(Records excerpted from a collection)
# # # #

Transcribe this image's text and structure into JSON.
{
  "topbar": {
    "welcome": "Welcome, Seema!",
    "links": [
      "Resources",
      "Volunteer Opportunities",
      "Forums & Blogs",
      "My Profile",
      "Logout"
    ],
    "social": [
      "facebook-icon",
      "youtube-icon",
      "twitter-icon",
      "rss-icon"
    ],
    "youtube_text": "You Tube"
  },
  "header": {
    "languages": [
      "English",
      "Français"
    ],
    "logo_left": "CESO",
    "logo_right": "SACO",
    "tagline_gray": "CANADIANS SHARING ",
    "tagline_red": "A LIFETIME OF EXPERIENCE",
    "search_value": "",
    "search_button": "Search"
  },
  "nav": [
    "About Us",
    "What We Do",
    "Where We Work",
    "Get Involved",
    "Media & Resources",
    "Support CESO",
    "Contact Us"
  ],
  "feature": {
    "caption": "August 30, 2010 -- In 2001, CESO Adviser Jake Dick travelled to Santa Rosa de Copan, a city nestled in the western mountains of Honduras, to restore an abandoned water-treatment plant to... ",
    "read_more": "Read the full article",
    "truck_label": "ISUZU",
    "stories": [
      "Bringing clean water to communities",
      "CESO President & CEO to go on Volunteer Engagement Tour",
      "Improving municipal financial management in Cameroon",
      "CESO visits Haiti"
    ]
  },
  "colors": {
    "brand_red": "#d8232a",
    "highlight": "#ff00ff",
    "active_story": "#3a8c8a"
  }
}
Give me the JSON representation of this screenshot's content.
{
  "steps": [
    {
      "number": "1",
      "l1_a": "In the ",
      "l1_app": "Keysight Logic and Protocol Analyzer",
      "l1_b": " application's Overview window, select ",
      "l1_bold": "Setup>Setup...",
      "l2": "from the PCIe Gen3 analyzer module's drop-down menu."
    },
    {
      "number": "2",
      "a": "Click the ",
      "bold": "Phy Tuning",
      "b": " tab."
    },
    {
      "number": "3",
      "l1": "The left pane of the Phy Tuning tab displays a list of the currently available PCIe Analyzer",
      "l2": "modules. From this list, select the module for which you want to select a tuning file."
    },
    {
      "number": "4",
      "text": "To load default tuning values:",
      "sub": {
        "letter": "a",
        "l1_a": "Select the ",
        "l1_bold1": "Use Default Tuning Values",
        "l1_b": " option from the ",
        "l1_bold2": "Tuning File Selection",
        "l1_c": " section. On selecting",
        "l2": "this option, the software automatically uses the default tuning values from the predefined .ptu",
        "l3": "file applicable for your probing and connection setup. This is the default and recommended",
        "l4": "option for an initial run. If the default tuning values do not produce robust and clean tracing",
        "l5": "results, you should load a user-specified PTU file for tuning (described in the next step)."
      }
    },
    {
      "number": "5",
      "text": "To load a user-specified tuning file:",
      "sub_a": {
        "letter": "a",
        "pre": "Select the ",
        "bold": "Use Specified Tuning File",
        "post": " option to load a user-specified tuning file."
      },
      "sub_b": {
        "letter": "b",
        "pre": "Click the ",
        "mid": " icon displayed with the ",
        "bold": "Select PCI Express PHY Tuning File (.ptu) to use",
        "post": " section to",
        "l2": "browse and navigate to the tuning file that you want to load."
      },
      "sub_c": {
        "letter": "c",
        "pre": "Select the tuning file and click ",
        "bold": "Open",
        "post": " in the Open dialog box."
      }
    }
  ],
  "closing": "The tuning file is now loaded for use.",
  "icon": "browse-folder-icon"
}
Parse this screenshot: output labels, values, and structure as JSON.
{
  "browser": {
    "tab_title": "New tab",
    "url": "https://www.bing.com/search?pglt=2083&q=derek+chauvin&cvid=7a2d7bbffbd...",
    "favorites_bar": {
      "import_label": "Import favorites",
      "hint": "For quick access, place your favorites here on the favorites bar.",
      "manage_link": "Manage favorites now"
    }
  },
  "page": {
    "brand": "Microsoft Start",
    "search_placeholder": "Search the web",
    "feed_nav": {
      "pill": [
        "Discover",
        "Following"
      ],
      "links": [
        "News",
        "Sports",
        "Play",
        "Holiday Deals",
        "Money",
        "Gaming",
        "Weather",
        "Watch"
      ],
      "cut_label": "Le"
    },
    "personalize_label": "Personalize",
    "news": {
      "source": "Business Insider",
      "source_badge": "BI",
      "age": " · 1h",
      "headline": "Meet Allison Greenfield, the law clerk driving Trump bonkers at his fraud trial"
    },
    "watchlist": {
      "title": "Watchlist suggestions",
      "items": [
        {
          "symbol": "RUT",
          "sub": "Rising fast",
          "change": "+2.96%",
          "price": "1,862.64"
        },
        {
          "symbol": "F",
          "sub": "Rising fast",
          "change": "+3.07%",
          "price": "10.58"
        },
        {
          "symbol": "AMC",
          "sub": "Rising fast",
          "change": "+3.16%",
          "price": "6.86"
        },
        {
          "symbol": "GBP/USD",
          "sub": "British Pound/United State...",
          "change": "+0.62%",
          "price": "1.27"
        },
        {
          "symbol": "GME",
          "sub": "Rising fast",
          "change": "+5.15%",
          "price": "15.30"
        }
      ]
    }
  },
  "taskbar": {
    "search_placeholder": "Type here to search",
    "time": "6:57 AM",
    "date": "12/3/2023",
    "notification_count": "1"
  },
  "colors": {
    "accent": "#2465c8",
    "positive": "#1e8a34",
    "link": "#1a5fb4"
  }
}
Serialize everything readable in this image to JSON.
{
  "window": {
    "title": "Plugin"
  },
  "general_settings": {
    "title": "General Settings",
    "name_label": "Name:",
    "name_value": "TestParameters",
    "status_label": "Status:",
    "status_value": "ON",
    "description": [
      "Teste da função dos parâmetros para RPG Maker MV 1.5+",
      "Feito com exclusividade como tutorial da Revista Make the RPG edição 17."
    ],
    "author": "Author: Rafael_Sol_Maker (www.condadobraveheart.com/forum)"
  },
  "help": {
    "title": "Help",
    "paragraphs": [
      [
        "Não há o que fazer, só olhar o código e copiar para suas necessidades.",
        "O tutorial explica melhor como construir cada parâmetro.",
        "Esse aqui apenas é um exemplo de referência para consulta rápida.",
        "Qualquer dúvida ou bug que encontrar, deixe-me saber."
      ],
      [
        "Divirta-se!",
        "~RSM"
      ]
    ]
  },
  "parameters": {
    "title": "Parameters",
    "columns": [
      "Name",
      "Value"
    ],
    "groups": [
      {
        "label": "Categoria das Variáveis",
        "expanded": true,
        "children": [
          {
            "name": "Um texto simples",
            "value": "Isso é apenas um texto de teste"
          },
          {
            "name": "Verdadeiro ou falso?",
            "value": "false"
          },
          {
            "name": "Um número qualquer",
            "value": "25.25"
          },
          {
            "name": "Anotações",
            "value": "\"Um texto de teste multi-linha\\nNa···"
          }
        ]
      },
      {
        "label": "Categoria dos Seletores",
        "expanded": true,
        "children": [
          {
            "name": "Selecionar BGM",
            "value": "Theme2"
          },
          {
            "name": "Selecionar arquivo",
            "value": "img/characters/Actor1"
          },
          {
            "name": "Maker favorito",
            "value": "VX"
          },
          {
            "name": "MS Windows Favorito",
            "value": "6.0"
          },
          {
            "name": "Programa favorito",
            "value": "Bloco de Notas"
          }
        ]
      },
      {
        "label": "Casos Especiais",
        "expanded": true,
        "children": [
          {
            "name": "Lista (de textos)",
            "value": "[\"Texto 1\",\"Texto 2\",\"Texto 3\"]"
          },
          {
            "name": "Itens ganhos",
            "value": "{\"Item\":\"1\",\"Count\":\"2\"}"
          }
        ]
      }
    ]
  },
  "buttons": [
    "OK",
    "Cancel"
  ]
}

# # # #

§ **What the task requires**:
From the entries above, collect every line with the string "icon" in it.

§ **Complete output**:
      "facebook-icon",
      "youtube-icon",
      "twitter-icon",
      "rss-icon"
        "mid": " icon displayed with the ",
  "icon": "browse-folder-icon"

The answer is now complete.